# Work to complete:
Write out all the lines again, precisely as they stand, but without the images.

Figure contents as structured data:

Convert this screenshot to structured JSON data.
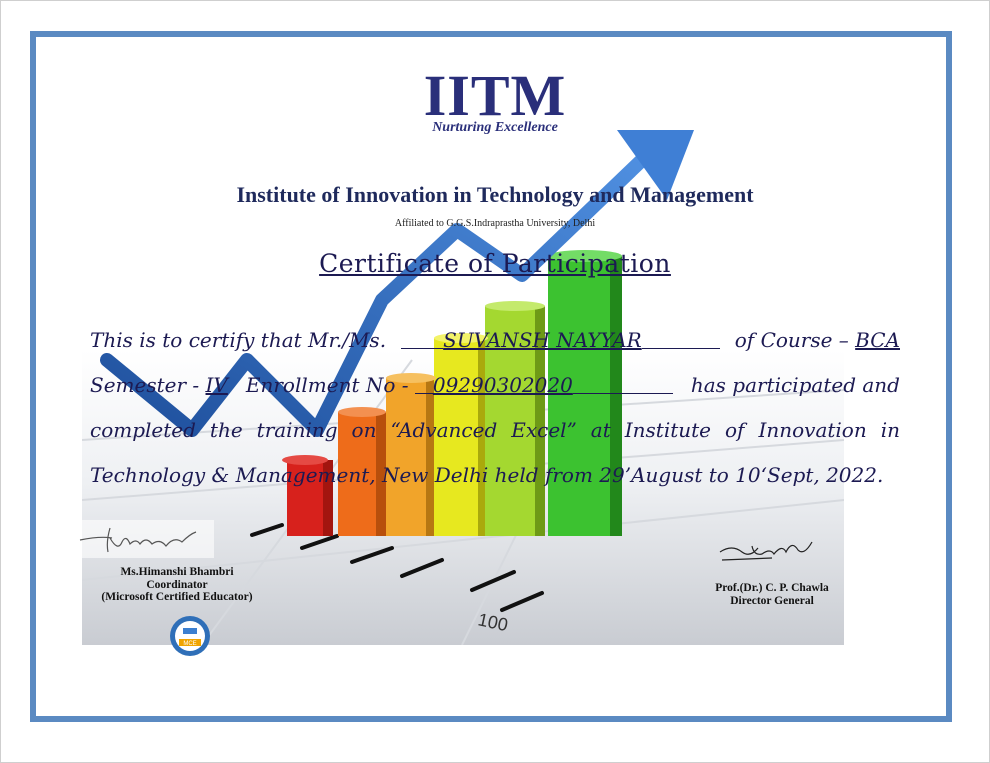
{
  "logo": {
    "letters": "IITM",
    "tagline": "Nurturing Excellence"
  },
  "institute": {
    "name": "Institute of Innovation in Technology and Management",
    "affiliation": "Affiliated to G.G.S.Indraprastha University, Delhi"
  },
  "certificate": {
    "title": "Certificate of Participation",
    "line1_prefix": "This is to certify that Mr./Ms.",
    "name": "SUVANSH NAYYAR",
    "line1_course_label": "of Course –",
    "course": "BCA",
    "semester_label": "Semester -",
    "semester": "IV",
    "enrollment_label": "Enrollment No -",
    "enrollment": "09290302020",
    "line2_suffix": "has participated and",
    "line3": "completed the training on “Advanced Excel” at Institute of Innovation in",
    "line4": "Technology & Management, New Delhi held  from 29’August to 10‘Sept, 2022."
  },
  "signatories": {
    "left": {
      "name": "Ms.Himanshi Bhambri",
      "role": "Coordinator",
      "credential": "(Microsoft Certified Educator)",
      "badge_text": "MCE"
    },
    "right": {
      "name": "Prof.(Dr.) C. P. Chawla",
      "role": "Director  General"
    }
  },
  "background_chart_tick_label": "100",
  "colors": {
    "frame": "#5b8ac2",
    "logo": "#2a2f7a",
    "text": "#1c1a52"
  }
}
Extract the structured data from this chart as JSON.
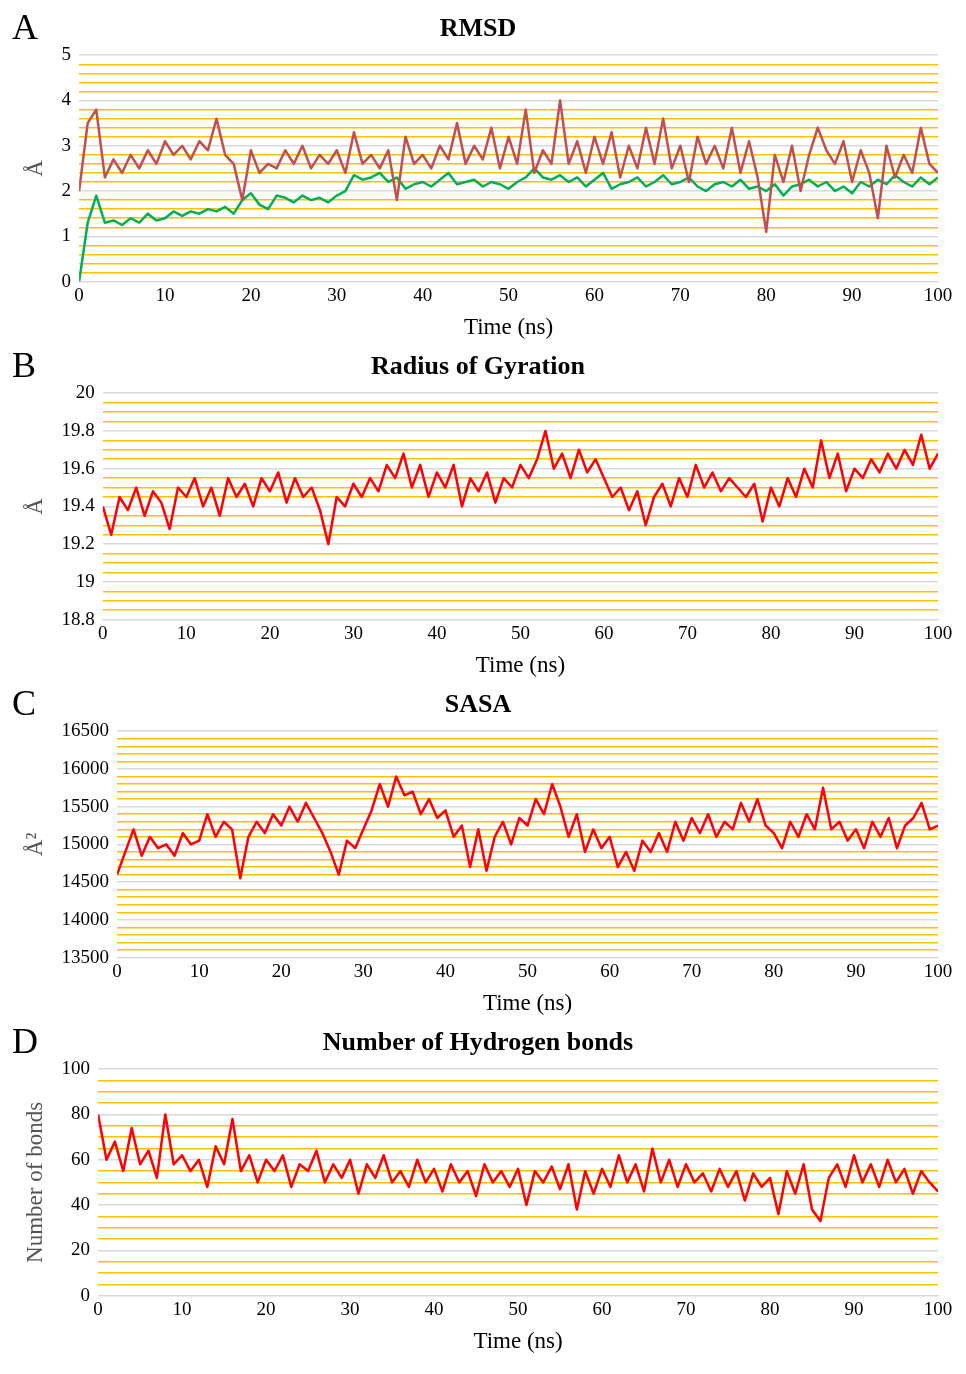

# Task solution:
Convert this screenshot to structured JSON data.
{
  "logo": {
    "letters": "IITM",
    "tagline": "Nurturing Excellence"
  },
  "institute": {
    "name": "Institute of Innovation in Technology and Management",
    "affiliation": "Affiliated to G.G.S.Indraprastha University, Delhi"
  },
  "certificate": {
    "title": "Certificate of Participation",
    "line1_prefix": "This is to certify that Mr./Ms.",
    "name": "SUVANSH NAYYAR",
    "line1_course_label": "of Course –",
    "course": "BCA",
    "semester_label": "Semester -",
    "semester": "IV",
    "enrollment_label": "Enrollment No -",
    "enrollment": "09290302020",
    "line2_suffix": "has participated and",
    "line3": "completed the training on “Advanced Excel” at Institute of Innovation in",
    "line4": "Technology & Management, New Delhi held  from 29’August to 10‘Sept, 2022."
  },
  "signatories": {
    "left": {
      "name": "Ms.Himanshi Bhambri",
      "role": "Coordinator",
      "credential": "(Microsoft Certified Educator)",
      "badge_text": "MCE"
    },
    "right": {
      "name": "Prof.(Dr.) C. P. Chawla",
      "role": "Director  General"
    }
  },
  "background_chart_tick_label": "100",
  "colors": {
    "frame": "#5b8ac2",
    "logo": "#2a2f7a",
    "text": "#1c1a52"
  }
}
Extract the structured data from this chart as JSON.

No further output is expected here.